What the exercise asks: Type out the data exactly as given. Skip any image.

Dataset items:

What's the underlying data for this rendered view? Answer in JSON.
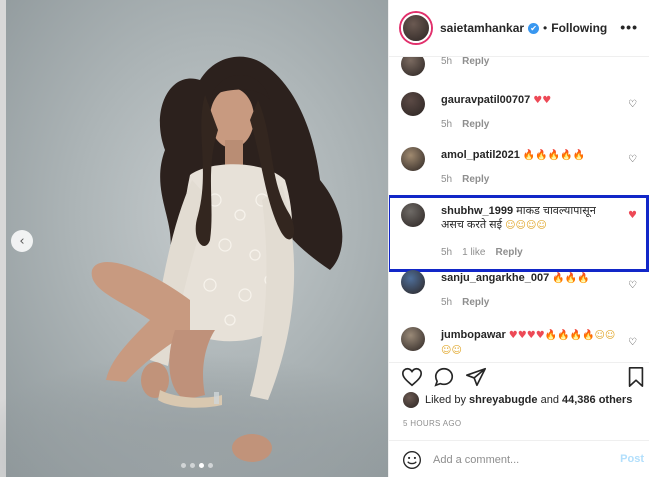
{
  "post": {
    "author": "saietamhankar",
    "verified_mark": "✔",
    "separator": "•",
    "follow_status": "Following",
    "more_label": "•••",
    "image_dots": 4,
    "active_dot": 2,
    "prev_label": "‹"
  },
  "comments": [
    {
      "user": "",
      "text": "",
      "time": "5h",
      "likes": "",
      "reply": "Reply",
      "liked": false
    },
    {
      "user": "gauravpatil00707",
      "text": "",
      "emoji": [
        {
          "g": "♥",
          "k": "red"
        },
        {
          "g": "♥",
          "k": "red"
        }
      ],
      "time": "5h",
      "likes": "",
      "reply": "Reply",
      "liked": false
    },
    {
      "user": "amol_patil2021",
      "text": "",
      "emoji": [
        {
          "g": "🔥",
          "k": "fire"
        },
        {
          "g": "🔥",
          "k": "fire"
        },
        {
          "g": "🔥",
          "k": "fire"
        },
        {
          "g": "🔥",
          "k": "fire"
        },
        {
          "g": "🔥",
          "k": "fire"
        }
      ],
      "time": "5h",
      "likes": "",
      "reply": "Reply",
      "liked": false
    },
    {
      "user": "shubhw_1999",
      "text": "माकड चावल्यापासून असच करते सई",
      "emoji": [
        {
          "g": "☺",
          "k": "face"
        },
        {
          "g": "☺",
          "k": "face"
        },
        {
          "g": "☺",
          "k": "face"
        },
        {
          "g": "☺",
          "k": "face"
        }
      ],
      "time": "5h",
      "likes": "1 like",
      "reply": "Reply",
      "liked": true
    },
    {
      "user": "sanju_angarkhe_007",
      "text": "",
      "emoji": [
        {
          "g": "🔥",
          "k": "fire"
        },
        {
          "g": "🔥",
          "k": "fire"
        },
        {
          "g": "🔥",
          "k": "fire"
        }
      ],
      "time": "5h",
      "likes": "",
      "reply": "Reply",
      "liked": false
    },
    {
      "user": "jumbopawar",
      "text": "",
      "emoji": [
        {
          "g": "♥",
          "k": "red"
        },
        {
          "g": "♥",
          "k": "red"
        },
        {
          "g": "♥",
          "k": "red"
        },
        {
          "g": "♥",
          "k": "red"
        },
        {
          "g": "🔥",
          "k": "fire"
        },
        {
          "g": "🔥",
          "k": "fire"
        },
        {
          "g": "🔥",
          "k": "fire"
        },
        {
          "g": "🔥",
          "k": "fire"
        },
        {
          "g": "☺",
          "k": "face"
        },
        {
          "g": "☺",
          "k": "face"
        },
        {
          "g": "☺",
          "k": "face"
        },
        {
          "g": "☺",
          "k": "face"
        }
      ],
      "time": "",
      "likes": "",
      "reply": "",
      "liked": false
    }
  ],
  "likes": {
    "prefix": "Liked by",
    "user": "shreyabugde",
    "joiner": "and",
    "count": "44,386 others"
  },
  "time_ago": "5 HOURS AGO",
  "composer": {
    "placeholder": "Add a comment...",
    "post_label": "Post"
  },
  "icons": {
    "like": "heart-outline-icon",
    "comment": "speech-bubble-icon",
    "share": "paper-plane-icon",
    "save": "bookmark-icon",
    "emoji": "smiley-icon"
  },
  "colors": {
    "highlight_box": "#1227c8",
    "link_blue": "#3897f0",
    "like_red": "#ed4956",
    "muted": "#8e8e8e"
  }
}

Full answer:
What's the underlying data for this rendered view? Answer in JSON.
{
  "post": {
    "author": "saietamhankar",
    "verified_mark": "✔",
    "separator": "•",
    "follow_status": "Following",
    "more_label": "•••",
    "image_dots": 4,
    "active_dot": 2,
    "prev_label": "‹"
  },
  "comments": [
    {
      "user": "",
      "text": "",
      "time": "5h",
      "likes": "",
      "reply": "Reply",
      "liked": false
    },
    {
      "user": "gauravpatil00707",
      "text": "",
      "emoji": [
        {
          "g": "♥",
          "k": "red"
        },
        {
          "g": "♥",
          "k": "red"
        }
      ],
      "time": "5h",
      "likes": "",
      "reply": "Reply",
      "liked": false
    },
    {
      "user": "amol_patil2021",
      "text": "",
      "emoji": [
        {
          "g": "🔥",
          "k": "fire"
        },
        {
          "g": "🔥",
          "k": "fire"
        },
        {
          "g": "🔥",
          "k": "fire"
        },
        {
          "g": "🔥",
          "k": "fire"
        },
        {
          "g": "🔥",
          "k": "fire"
        }
      ],
      "time": "5h",
      "likes": "",
      "reply": "Reply",
      "liked": false
    },
    {
      "user": "shubhw_1999",
      "text": "माकड चावल्यापासून असच करते सई",
      "emoji": [
        {
          "g": "☺",
          "k": "face"
        },
        {
          "g": "☺",
          "k": "face"
        },
        {
          "g": "☺",
          "k": "face"
        },
        {
          "g": "☺",
          "k": "face"
        }
      ],
      "time": "5h",
      "likes": "1 like",
      "reply": "Reply",
      "liked": true
    },
    {
      "user": "sanju_angarkhe_007",
      "text": "",
      "emoji": [
        {
          "g": "🔥",
          "k": "fire"
        },
        {
          "g": "🔥",
          "k": "fire"
        },
        {
          "g": "🔥",
          "k": "fire"
        }
      ],
      "time": "5h",
      "likes": "",
      "reply": "Reply",
      "liked": false
    },
    {
      "user": "jumbopawar",
      "text": "",
      "emoji": [
        {
          "g": "♥",
          "k": "red"
        },
        {
          "g": "♥",
          "k": "red"
        },
        {
          "g": "♥",
          "k": "red"
        },
        {
          "g": "♥",
          "k": "red"
        },
        {
          "g": "🔥",
          "k": "fire"
        },
        {
          "g": "🔥",
          "k": "fire"
        },
        {
          "g": "🔥",
          "k": "fire"
        },
        {
          "g": "🔥",
          "k": "fire"
        },
        {
          "g": "☺",
          "k": "face"
        },
        {
          "g": "☺",
          "k": "face"
        },
        {
          "g": "☺",
          "k": "face"
        },
        {
          "g": "☺",
          "k": "face"
        }
      ],
      "time": "",
      "likes": "",
      "reply": "",
      "liked": false
    }
  ],
  "likes": {
    "prefix": "Liked by",
    "user": "shreyabugde",
    "joiner": "and",
    "count": "44,386 others"
  },
  "time_ago": "5 HOURS AGO",
  "composer": {
    "placeholder": "Add a comment...",
    "post_label": "Post"
  },
  "icons": {
    "like": "heart-outline-icon",
    "comment": "speech-bubble-icon",
    "share": "paper-plane-icon",
    "save": "bookmark-icon",
    "emoji": "smiley-icon"
  },
  "colors": {
    "highlight_box": "#1227c8",
    "link_blue": "#3897f0",
    "like_red": "#ed4956",
    "muted": "#8e8e8e"
  }
}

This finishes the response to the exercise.